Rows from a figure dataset

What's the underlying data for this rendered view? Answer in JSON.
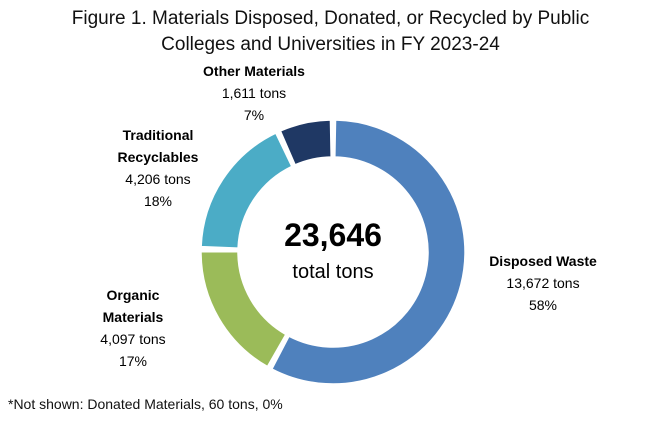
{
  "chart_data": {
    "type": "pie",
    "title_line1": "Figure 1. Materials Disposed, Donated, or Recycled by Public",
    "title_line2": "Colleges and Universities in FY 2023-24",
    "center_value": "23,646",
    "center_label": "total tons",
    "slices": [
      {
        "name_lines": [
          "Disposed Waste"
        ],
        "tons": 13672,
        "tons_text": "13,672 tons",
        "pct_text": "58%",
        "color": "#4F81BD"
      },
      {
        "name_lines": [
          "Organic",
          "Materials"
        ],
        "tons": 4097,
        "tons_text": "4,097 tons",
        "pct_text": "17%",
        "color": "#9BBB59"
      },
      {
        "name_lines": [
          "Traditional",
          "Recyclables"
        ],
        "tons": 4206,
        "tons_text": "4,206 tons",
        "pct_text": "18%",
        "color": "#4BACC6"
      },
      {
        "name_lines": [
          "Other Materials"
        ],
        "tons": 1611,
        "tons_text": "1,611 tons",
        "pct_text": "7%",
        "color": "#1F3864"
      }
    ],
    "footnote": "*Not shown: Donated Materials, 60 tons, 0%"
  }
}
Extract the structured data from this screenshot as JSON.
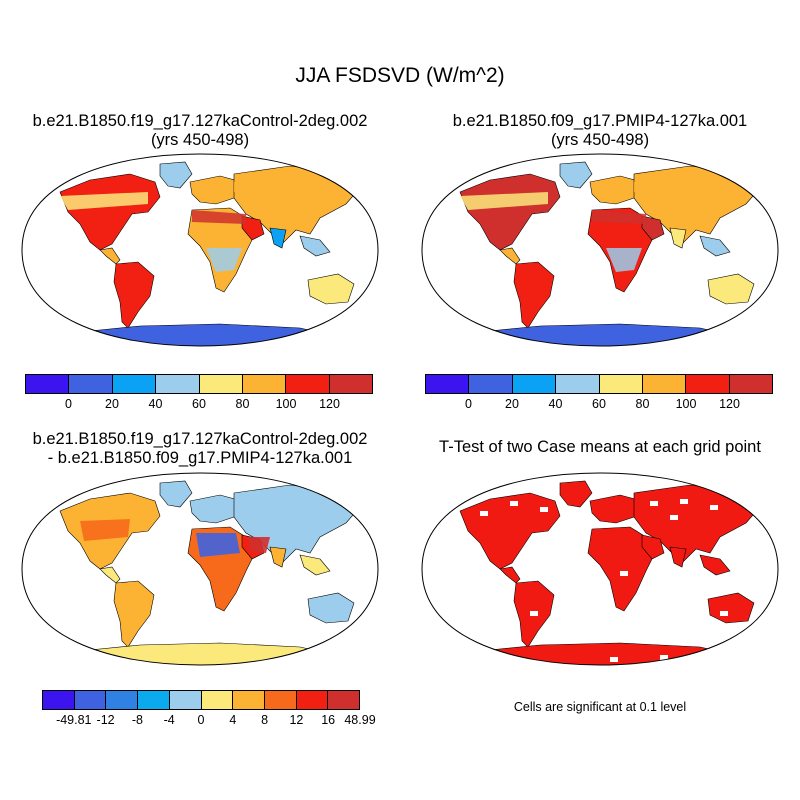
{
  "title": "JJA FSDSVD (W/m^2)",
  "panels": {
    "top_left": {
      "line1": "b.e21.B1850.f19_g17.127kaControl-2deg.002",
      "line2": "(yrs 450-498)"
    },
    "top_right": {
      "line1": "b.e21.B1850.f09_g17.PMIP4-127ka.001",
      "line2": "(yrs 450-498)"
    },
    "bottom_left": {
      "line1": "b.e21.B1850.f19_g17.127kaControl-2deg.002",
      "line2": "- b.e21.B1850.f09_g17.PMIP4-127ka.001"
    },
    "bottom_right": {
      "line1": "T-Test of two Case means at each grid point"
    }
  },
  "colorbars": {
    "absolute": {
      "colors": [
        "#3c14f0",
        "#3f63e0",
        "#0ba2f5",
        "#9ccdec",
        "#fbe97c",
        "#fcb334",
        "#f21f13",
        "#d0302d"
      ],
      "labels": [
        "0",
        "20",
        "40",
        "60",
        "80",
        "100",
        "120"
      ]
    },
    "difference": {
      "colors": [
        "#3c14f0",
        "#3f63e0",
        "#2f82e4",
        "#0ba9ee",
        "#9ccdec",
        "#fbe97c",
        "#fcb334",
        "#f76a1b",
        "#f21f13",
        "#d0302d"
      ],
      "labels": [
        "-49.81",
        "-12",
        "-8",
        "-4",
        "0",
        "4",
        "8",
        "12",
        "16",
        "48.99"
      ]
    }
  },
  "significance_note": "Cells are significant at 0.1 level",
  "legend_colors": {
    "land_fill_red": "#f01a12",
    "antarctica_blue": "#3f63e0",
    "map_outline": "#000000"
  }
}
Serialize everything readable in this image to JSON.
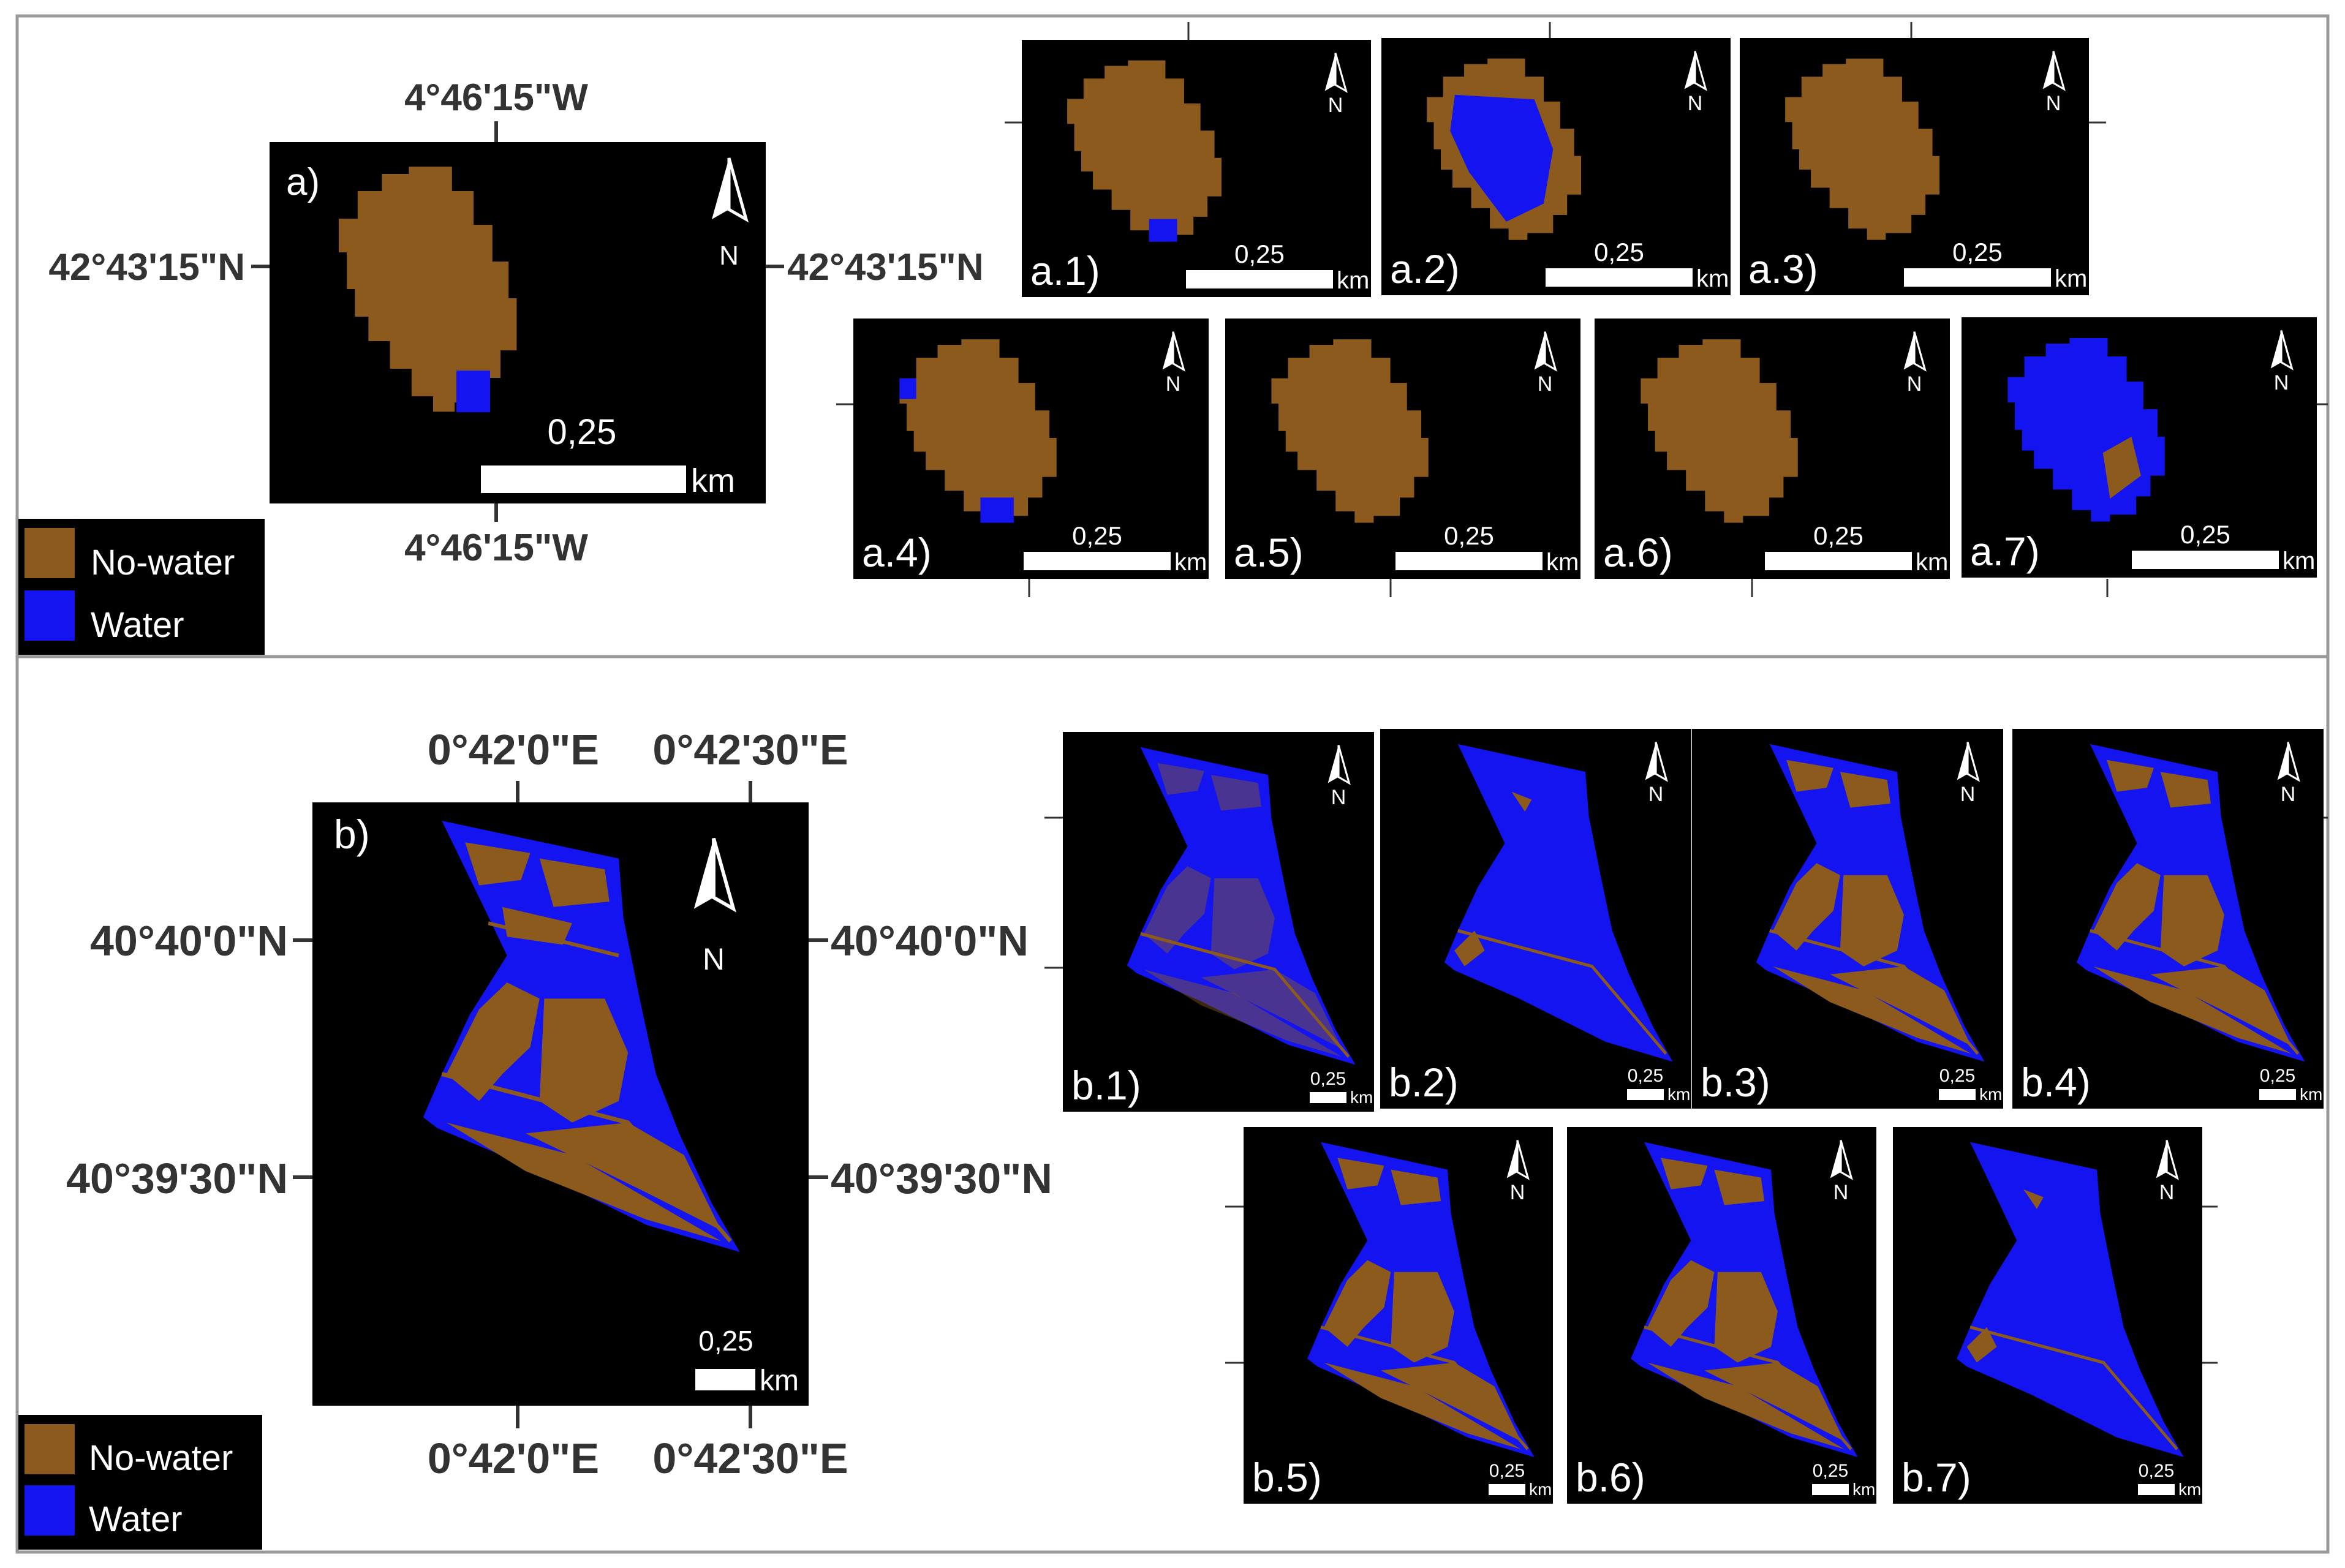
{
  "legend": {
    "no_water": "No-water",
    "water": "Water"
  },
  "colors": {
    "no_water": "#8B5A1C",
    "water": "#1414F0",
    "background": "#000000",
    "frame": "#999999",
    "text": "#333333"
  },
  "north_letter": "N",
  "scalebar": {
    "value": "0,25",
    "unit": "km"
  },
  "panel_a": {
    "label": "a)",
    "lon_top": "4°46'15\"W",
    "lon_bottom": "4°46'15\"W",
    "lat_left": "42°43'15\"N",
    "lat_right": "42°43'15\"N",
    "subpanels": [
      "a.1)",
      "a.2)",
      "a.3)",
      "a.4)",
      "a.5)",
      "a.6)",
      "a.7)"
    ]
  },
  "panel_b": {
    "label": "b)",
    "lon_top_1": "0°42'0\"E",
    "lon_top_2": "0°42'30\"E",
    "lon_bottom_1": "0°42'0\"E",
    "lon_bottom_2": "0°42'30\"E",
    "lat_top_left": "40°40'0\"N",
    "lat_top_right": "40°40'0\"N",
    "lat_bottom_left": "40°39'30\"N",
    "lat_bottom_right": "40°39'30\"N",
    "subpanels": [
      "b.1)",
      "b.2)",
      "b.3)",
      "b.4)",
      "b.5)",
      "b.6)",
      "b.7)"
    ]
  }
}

• _Problem details_
Pictures stay out; retype only the lines from the line containing "Serialize everything readable" through the end of the listing, inclusive, exactly as they appear.

• _Reply to the exercise_
Serialize everything readable in this image to JSON.
{
  "legend": {
    "no_water": "No-water",
    "water": "Water"
  },
  "colors": {
    "no_water": "#8B5A1C",
    "water": "#1414F0",
    "background": "#000000",
    "frame": "#999999",
    "text": "#333333"
  },
  "north_letter": "N",
  "scalebar": {
    "value": "0,25",
    "unit": "km"
  },
  "panel_a": {
    "label": "a)",
    "lon_top": "4°46'15\"W",
    "lon_bottom": "4°46'15\"W",
    "lat_left": "42°43'15\"N",
    "lat_right": "42°43'15\"N",
    "subpanels": [
      "a.1)",
      "a.2)",
      "a.3)",
      "a.4)",
      "a.5)",
      "a.6)",
      "a.7)"
    ]
  },
  "panel_b": {
    "label": "b)",
    "lon_top_1": "0°42'0\"E",
    "lon_top_2": "0°42'30\"E",
    "lon_bottom_1": "0°42'0\"E",
    "lon_bottom_2": "0°42'30\"E",
    "lat_top_left": "40°40'0\"N",
    "lat_top_right": "40°40'0\"N",
    "lat_bottom_left": "40°39'30\"N",
    "lat_bottom_right": "40°39'30\"N",
    "subpanels": [
      "b.1)",
      "b.2)",
      "b.3)",
      "b.4)",
      "b.5)",
      "b.6)",
      "b.7)"
    ]
  }
}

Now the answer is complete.